Source document:
════
The budding literature on financial advice and its regulation is usually based on the premise that advisors know what is good for individual customers but have an incentive to misrepresent this and take advantage of their typically uninformed customers. In recent research (Hacketal, Haliasso, and Jappelli, 2009), we ask:

  • •How do brokerage accounts run by individuals without financial advisors actually perform compared to accounts run by (or in consultation with) financial advisors?
  • •Are financial advisors are indeed matched with poorer, uninformed investors or with richer, experienced but presumably busy investors?
  • •Is the contribution of financial advisors to the accounts that they do run actually positive relative to what investors with the characteristics of their clients tend to obtain on their own?


Our econometric analysis suggests that advisors tend to be matched with richer, older investors rather than with poorer, younger ones. Taking account of this sample selection bias yields the opposite result. Once we control for different characteristics of investors using financial advisors, we discover that advisors actually tend to lower returns, raise portfolio risk, increase the probabilities of losses, and increase trading frequency and portfolio turnover relative to what account owners of given characteristics tend to achieve on their own.

One interpretation could be that advisors overcharge for their services. If they do, should they be regulated? Or should we be content with the idea that they do not tend to serve those lacking sophistication but those lacking time to make money on the market? But then, why do rich, older people pay so much for advice? Could part of it arise because these individuals would not have undertaken the investment themselves if it were not for the help of advisors?

The problem – and the worthy target of research – is that most financial advisors (whether registered with the regulatory authorities as such or not) are not, in fact, financial advisors. They are salesmen. Regulators should insist that, at a minimum, those with discretionary authority over investor accounts must prepare meaningful composites – two versions, one defined by sector of investment and, importantly, the other defined by the results of a KYC form – and that these composites be supplied to the regulators, subject to possible audit by the regulators and published by the regulators as part of the normal registration reporting.

Given that most advisory relationships are effectively discretionary, consideration should be given to forcing the same disclosure for these as well … but this is somewhat murky! What if the client doesn’t take the advice? What it the advice is taylored to what a client might actually do? If a client is convinced oil will triple to year end and insist on overweighting in oil producers, all an advisor can do is recommend the relatively safe ones … whatever “safe” means!

The full paper is available from the Centre for Economic Policy Research.
════
[Annotated region listings]
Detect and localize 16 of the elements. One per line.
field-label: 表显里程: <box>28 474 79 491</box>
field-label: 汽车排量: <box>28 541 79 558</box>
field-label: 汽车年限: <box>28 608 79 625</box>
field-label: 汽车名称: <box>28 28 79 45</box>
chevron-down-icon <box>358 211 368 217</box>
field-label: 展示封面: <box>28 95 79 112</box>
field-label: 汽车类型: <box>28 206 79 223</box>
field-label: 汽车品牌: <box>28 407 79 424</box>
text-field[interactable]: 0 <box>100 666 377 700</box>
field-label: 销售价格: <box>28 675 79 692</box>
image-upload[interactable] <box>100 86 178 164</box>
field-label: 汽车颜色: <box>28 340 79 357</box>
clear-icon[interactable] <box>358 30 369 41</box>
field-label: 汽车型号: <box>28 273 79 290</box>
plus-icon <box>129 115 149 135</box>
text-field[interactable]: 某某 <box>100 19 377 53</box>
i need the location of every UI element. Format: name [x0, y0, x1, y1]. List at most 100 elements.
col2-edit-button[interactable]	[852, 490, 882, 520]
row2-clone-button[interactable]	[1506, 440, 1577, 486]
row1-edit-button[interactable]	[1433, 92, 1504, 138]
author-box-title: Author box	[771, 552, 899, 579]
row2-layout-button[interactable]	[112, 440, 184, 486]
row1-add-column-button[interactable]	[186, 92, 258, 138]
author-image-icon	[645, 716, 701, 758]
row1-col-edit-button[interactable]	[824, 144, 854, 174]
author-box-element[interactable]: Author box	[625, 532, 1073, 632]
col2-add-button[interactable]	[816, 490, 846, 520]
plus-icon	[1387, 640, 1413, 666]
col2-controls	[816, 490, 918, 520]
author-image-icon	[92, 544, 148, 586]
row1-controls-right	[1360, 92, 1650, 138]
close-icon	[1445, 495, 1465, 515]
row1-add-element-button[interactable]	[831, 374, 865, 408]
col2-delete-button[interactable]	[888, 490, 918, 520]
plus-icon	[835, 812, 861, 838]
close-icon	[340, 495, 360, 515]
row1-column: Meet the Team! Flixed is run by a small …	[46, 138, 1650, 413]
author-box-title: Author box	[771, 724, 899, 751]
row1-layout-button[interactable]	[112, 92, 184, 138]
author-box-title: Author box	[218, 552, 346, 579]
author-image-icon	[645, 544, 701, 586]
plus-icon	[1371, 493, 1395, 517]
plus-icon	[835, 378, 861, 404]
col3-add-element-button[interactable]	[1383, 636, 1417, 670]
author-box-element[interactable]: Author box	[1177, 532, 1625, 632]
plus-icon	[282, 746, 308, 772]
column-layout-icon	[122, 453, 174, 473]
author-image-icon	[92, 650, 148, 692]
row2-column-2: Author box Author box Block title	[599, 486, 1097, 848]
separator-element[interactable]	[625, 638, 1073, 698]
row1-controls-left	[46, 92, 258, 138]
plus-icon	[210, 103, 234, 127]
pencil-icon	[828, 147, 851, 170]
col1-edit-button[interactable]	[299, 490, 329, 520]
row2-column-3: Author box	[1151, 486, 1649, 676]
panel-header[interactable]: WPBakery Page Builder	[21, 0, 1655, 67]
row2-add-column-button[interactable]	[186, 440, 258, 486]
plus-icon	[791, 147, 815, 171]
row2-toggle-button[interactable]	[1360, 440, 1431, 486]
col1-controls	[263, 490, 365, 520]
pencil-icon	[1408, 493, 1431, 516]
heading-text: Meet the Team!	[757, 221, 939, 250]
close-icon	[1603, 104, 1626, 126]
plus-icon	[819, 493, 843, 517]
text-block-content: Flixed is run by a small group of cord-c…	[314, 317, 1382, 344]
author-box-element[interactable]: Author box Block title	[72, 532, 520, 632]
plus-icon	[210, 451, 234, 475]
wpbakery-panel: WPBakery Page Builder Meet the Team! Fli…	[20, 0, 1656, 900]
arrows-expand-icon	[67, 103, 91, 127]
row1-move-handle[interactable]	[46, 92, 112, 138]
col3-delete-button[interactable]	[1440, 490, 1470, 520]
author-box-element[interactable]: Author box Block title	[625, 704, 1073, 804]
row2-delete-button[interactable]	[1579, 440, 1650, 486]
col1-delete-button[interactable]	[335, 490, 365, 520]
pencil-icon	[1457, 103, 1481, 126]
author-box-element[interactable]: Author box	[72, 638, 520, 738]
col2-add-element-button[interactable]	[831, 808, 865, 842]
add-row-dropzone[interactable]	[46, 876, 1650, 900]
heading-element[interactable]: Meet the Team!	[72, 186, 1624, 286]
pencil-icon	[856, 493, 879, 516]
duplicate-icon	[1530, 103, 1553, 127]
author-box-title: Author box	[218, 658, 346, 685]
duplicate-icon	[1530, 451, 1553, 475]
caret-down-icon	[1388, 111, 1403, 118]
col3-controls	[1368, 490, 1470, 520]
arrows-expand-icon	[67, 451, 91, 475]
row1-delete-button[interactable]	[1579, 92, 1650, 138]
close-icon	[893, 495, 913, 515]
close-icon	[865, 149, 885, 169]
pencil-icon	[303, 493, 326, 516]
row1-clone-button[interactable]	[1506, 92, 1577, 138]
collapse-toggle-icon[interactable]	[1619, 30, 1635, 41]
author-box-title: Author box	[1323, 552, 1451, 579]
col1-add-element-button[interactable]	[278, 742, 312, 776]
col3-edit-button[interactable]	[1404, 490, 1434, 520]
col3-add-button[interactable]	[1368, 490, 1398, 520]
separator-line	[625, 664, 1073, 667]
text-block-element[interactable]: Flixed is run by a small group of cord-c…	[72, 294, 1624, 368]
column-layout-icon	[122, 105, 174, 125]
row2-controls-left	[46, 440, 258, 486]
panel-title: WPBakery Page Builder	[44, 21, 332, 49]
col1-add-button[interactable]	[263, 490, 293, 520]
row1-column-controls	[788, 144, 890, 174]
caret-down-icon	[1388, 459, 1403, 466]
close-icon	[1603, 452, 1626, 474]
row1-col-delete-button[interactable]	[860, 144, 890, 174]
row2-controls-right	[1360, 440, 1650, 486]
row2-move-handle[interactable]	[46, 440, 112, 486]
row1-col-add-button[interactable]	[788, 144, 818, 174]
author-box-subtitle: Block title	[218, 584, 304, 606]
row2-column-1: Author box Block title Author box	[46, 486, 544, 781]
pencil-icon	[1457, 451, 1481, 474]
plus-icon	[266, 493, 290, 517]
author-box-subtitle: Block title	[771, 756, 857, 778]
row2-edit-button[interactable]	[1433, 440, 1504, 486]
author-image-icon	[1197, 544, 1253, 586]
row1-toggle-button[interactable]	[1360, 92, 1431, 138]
════
Requests:
1. Please answer these questions from the passage on financial advisors:
(a) What kind of investors do advisors tend to be matched with, according to the econometric analysis?
(b) What does the passage say most financial advisors actually are?
(c) Where is the full paper available?
2. Write the next part of the passage on financial advisors, starting after its final sentence.
None of this work relies on the data.

The responses:
1.
(a) Richer, older investors rather than poorer, younger ones.
(b) Salesmen.
(c) From the Centre for Economic Policy Research.

2.
Jim Hamilton of Econbrowser discusses reports of planning for unwinding the Fed’s balance sheet and includes a chart of the Fed’s liabilities:

I mused on September 24 about the discount window and the importance of deposits in funding bank assets. In a normal bank-run scenario, short-term bank liabilities such as deposits are used to fund long-term bank assets such as mortgages and term loans. Liquidity crises come when the bank experiences difficulties rolling over its liabilities and in such a case, the theory goes, they refinance their assets at the Central Bank’s discount window instead.

In this crisis, they are selling their assets to the Fed and leaving the proceeds on deposit; in other words, instead of acting on the liability side of their balance sheet, the banks are taking action on the asset side, converting their long term assets into risk free deposits. I confess that I have not been able to draw any conclusions as yet regarding the costs, benefits and causes of this phenomenon and tied it in with the empirical evidence regarding the importance of a stable deposit base; I can only draw solace from the idea that I haven’t seen this discussed in detail anywhere else, either!

Willem Buiter of Maverecon criticizes the Obama administration:

But it is on the economic front that the damage is really piling up. President Obama’s speech yesterday (the first anniversary of the collapse of Lehman Brothers) on the lessons from Lehman’s demise demonstrated once again that we are stuck with a president who knows little about economics and cares less. There was some perfunctory populist bank and banker bashing, but nothing concrete. Like most other political leaders in the financially benighted north-Atlantic region, president Obama will use the absence of international cooperation and the undesirability of unilateral action by any one country as an excuse to avoid radical reform of the cross-border banking and financial system. No doubt the French president, Mr. Sarkozy, will again threaten his by now traditional walk-out over some trivial issue, but the chances of international agreement on measures that could reduce the frequency and severity of future systemic crises are slim.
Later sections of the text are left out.